Figure data in JSON
-------------------------
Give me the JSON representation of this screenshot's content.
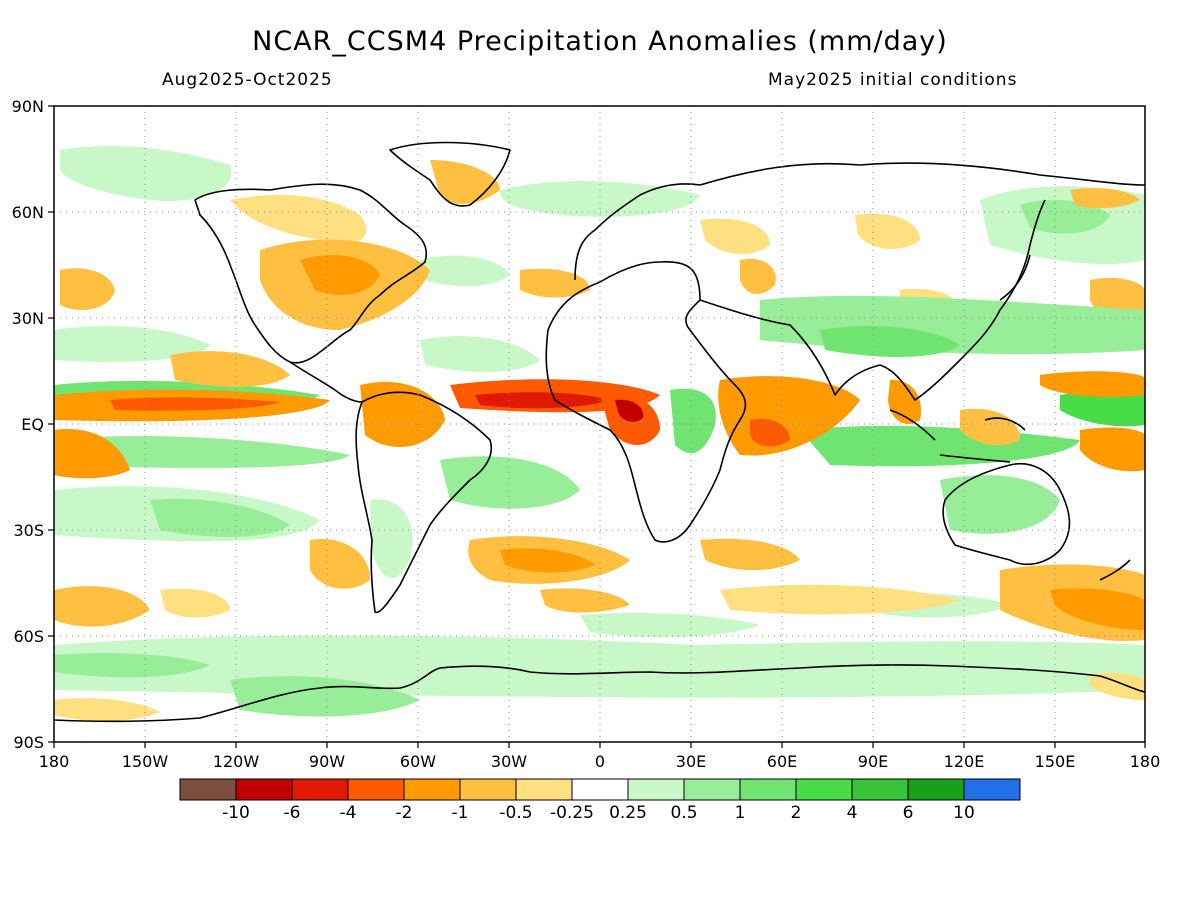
{
  "title": "NCAR_CCSM4 Precipitation Anomalies (mm/day)",
  "subtitle_left": "Aug2025-Oct2025",
  "subtitle_right": "May2025 initial conditions",
  "lat_labels": [
    "90N",
    "60N",
    "30N",
    "EQ",
    "30S",
    "60S",
    "90S"
  ],
  "lon_labels": [
    "180",
    "150W",
    "120W",
    "90W",
    "60W",
    "30W",
    "0",
    "30E",
    "60E",
    "90E",
    "120E",
    "150E",
    "180"
  ],
  "colorbar": {
    "colors": [
      "#7a4f40",
      "#c00000",
      "#e01a00",
      "#ff5a00",
      "#ff9a00",
      "#ffbf40",
      "#ffe080",
      "#ffffff",
      "#c8f8c8",
      "#98ee98",
      "#70e470",
      "#48dc48",
      "#38c438",
      "#18a018",
      "#2070e8"
    ],
    "labels": [
      "-10",
      "-6",
      "-4",
      "-2",
      "-1",
      "-0.5",
      "-0.25",
      "0.25",
      "0.5",
      "1",
      "2",
      "4",
      "6",
      "10"
    ]
  }
}
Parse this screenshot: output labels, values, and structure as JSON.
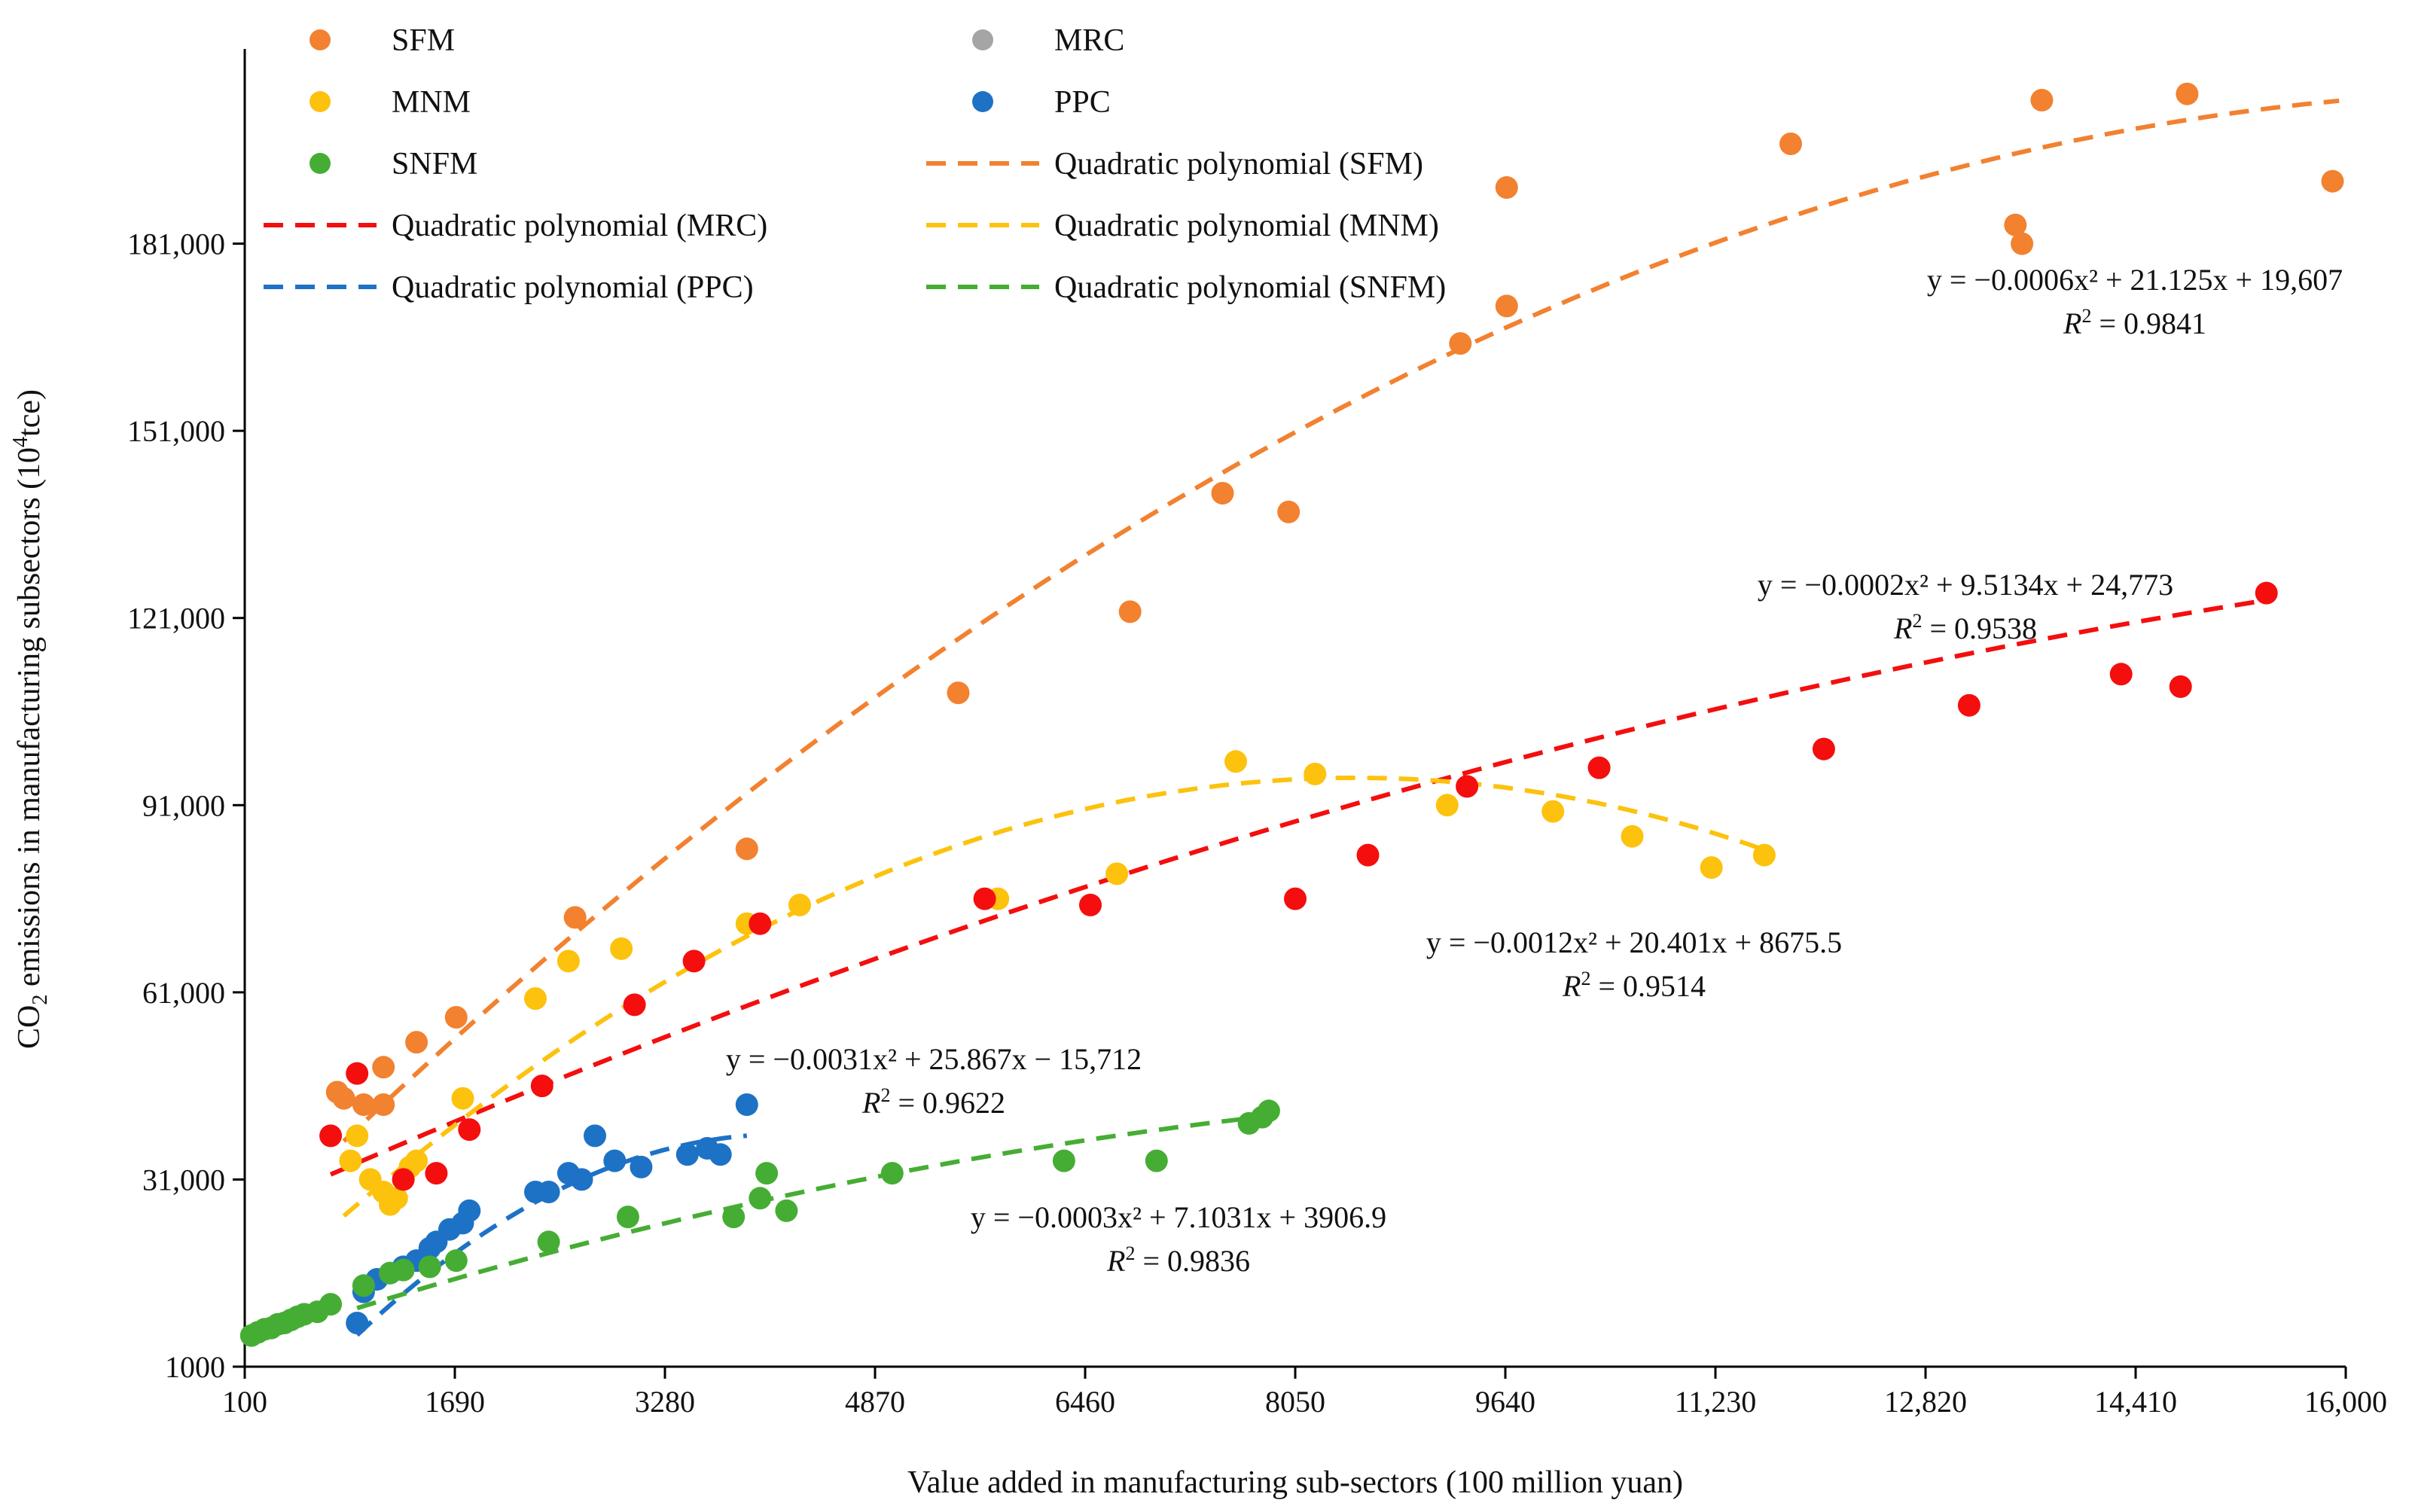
{
  "chart_data": {
    "type": "scatter",
    "title": "",
    "xlabel": "Value added in manufacturing sub-sectors (100 million yuan)",
    "ylabel_prefix": "CO",
    "ylabel_sub": "2",
    "ylabel_mid": " emissions in manufacturing subsectors (10",
    "ylabel_sup": "4",
    "ylabel_suffix": "tce)",
    "xlim": [
      100,
      16000
    ],
    "ylim": [
      1000,
      211000
    ],
    "x_ticks": [
      {
        "value": 100,
        "label": "100"
      },
      {
        "value": 1690,
        "label": "1690"
      },
      {
        "value": 3280,
        "label": "3280"
      },
      {
        "value": 4870,
        "label": "4870"
      },
      {
        "value": 6460,
        "label": "6460"
      },
      {
        "value": 8050,
        "label": "8050"
      },
      {
        "value": 9640,
        "label": "9640"
      },
      {
        "value": 11230,
        "label": "11,230"
      },
      {
        "value": 12820,
        "label": "12,820"
      },
      {
        "value": 14410,
        "label": "14,410"
      },
      {
        "value": 16000,
        "label": "16,000"
      }
    ],
    "y_ticks": [
      {
        "value": 1000,
        "label": "1000"
      },
      {
        "value": 31000,
        "label": "31,000"
      },
      {
        "value": 61000,
        "label": "61,000"
      },
      {
        "value": 91000,
        "label": "91,000"
      },
      {
        "value": 121000,
        "label": "121,000"
      },
      {
        "value": 151000,
        "label": "151,000"
      },
      {
        "value": 181000,
        "label": "181,000"
      }
    ],
    "grid": false,
    "legend_position": "top",
    "series": [
      {
        "name": "SFM",
        "color": "#f28130",
        "points": [
          [
            800,
            45000
          ],
          [
            850,
            44000
          ],
          [
            1000,
            43000
          ],
          [
            1150,
            49000
          ],
          [
            1150,
            43000
          ],
          [
            1400,
            53000
          ],
          [
            1700,
            57000
          ],
          [
            2600,
            73000
          ],
          [
            3900,
            84000
          ],
          [
            5500,
            109000
          ],
          [
            6800,
            122000
          ],
          [
            7500,
            141000
          ],
          [
            8000,
            138000
          ],
          [
            9300,
            165000
          ],
          [
            9650,
            171000
          ],
          [
            9650,
            190000
          ],
          [
            11800,
            197000
          ],
          [
            13500,
            184000
          ],
          [
            13550,
            181000
          ],
          [
            13700,
            204000
          ],
          [
            14800,
            205000
          ],
          [
            15900,
            191000
          ]
        ]
      },
      {
        "name": "MNM",
        "color": "#fcc20e",
        "points": [
          [
            900,
            34000
          ],
          [
            950,
            38000
          ],
          [
            1050,
            31000
          ],
          [
            1150,
            29000
          ],
          [
            1200,
            27000
          ],
          [
            1250,
            28000
          ],
          [
            1300,
            31000
          ],
          [
            1350,
            33000
          ],
          [
            1400,
            34000
          ],
          [
            1750,
            44000
          ],
          [
            2300,
            60000
          ],
          [
            2550,
            66000
          ],
          [
            2950,
            68000
          ],
          [
            3900,
            72000
          ],
          [
            4300,
            75000
          ],
          [
            5800,
            76000
          ],
          [
            6700,
            80000
          ],
          [
            7600,
            98000
          ],
          [
            8200,
            96000
          ],
          [
            9200,
            91000
          ],
          [
            10000,
            90000
          ],
          [
            10600,
            86000
          ],
          [
            11200,
            81000
          ],
          [
            11600,
            83000
          ]
        ]
      },
      {
        "name": "MRC",
        "color": "#f40e0e",
        "points": [
          [
            750,
            38000
          ],
          [
            950,
            48000
          ],
          [
            1300,
            31000
          ],
          [
            1550,
            32000
          ],
          [
            1800,
            39000
          ],
          [
            2350,
            46000
          ],
          [
            3050,
            59000
          ],
          [
            3500,
            66000
          ],
          [
            4000,
            72000
          ],
          [
            5700,
            76000
          ],
          [
            6500,
            75000
          ],
          [
            8050,
            76000
          ],
          [
            8600,
            83000
          ],
          [
            9350,
            94000
          ],
          [
            10350,
            97000
          ],
          [
            12050,
            100000
          ],
          [
            13150,
            107000
          ],
          [
            14300,
            112000
          ],
          [
            14750,
            110000
          ],
          [
            15400,
            125000
          ]
        ]
      },
      {
        "name": "PPC",
        "color": "#1d72c6",
        "points": [
          [
            950,
            8000
          ],
          [
            1000,
            13000
          ],
          [
            1100,
            15000
          ],
          [
            1200,
            16000
          ],
          [
            1300,
            17000
          ],
          [
            1400,
            18000
          ],
          [
            1500,
            20000
          ],
          [
            1550,
            21000
          ],
          [
            1650,
            23000
          ],
          [
            1750,
            24000
          ],
          [
            1800,
            26000
          ],
          [
            2300,
            29000
          ],
          [
            2400,
            29000
          ],
          [
            2550,
            32000
          ],
          [
            2650,
            31000
          ],
          [
            2750,
            38000
          ],
          [
            2900,
            34000
          ],
          [
            3100,
            33000
          ],
          [
            3450,
            35000
          ],
          [
            3600,
            36000
          ],
          [
            3700,
            35000
          ],
          [
            3900,
            43000
          ]
        ]
      },
      {
        "name": "SNFM",
        "color": "#46ad34",
        "points": [
          [
            150,
            6000
          ],
          [
            200,
            6500
          ],
          [
            250,
            7000
          ],
          [
            300,
            7200
          ],
          [
            350,
            7800
          ],
          [
            400,
            8000
          ],
          [
            450,
            8500
          ],
          [
            500,
            9000
          ],
          [
            550,
            9400
          ],
          [
            650,
            9800
          ],
          [
            750,
            11000
          ],
          [
            1000,
            14000
          ],
          [
            1200,
            16000
          ],
          [
            1300,
            16500
          ],
          [
            1500,
            17000
          ],
          [
            1700,
            18000
          ],
          [
            2400,
            21000
          ],
          [
            3000,
            25000
          ],
          [
            3800,
            25000
          ],
          [
            4000,
            28000
          ],
          [
            4050,
            32000
          ],
          [
            4200,
            26000
          ],
          [
            5000,
            32000
          ],
          [
            6300,
            34000
          ],
          [
            7000,
            34000
          ],
          [
            7700,
            40000
          ],
          [
            7800,
            41000
          ],
          [
            7850,
            42000
          ]
        ]
      }
    ],
    "fits": [
      {
        "name": "Quadratic polynomial (SFM)",
        "color": "#f28130",
        "a": -0.0006,
        "b": 21.125,
        "c": 19607,
        "x_range": [
          850,
          15950
        ],
        "equation": "y = −0.0006x² + 21.125x + 19,607",
        "r2": "0.9841"
      },
      {
        "name": "Quadratic polynomial (MRC)",
        "color": "#f40e0e",
        "a": -0.0002,
        "b": 9.5134,
        "c": 24773,
        "x_range": [
          750,
          15400
        ],
        "equation": "y = −0.0002x² + 9.5134x + 24,773",
        "r2": "0.9538"
      },
      {
        "name": "Quadratic polynomial (MNM)",
        "color": "#fcc20e",
        "a": -0.0012,
        "b": 20.401,
        "c": 8675.5,
        "x_range": [
          850,
          11600
        ],
        "equation": "y = −0.0012x² + 20.401x + 8675.5",
        "r2": "0.9514"
      },
      {
        "name": "Quadratic polynomial (PPC)",
        "color": "#1d72c6",
        "a": -0.0031,
        "b": 25.867,
        "c": -15712,
        "x_range": [
          950,
          3900
        ],
        "equation": "y = −0.0031x² + 25.867x − 15,712",
        "r2": "0.9622"
      },
      {
        "name": "Quadratic polynomial (SNFM)",
        "color": "#46ad34",
        "a": -0.0003,
        "b": 7.1031,
        "c": 3906.9,
        "x_range": [
          950,
          7850
        ],
        "equation": "y = −0.0003x² + 7.1031x + 3906.9",
        "r2": "0.9836"
      }
    ],
    "r2_label": "R",
    "r2_sup": "2",
    "r2_prefix": " = ",
    "legend": [
      {
        "label": "SFM",
        "kind": "marker",
        "color": "#f28130"
      },
      {
        "label": "MRC",
        "kind": "marker",
        "color": "#a5a5a5"
      },
      {
        "label": "MNM",
        "kind": "marker",
        "color": "#fcc20e"
      },
      {
        "label": "PPC",
        "kind": "marker",
        "color": "#1d72c6"
      },
      {
        "label": "SNFM",
        "kind": "marker",
        "color": "#46ad34"
      },
      {
        "label": "Quadratic polynomial (SFM)",
        "kind": "line",
        "color": "#f28130"
      },
      {
        "label": "Quadratic polynomial (MRC)",
        "kind": "line",
        "color": "#f40e0e"
      },
      {
        "label": "Quadratic polynomial (MNM)",
        "kind": "line",
        "color": "#fcc20e"
      },
      {
        "label": "Quadratic polynomial (PPC)",
        "kind": "line",
        "color": "#1d72c6"
      },
      {
        "label": "Quadratic polynomial (SNFM)",
        "kind": "line",
        "color": "#46ad34"
      }
    ]
  }
}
-------------------------
EXERCISE DESCRIPTION:
Reply with nothing except the number of lines in the listing above that include the string "Quadratic".

SOLUTION FOR THIS PROBLEM:
10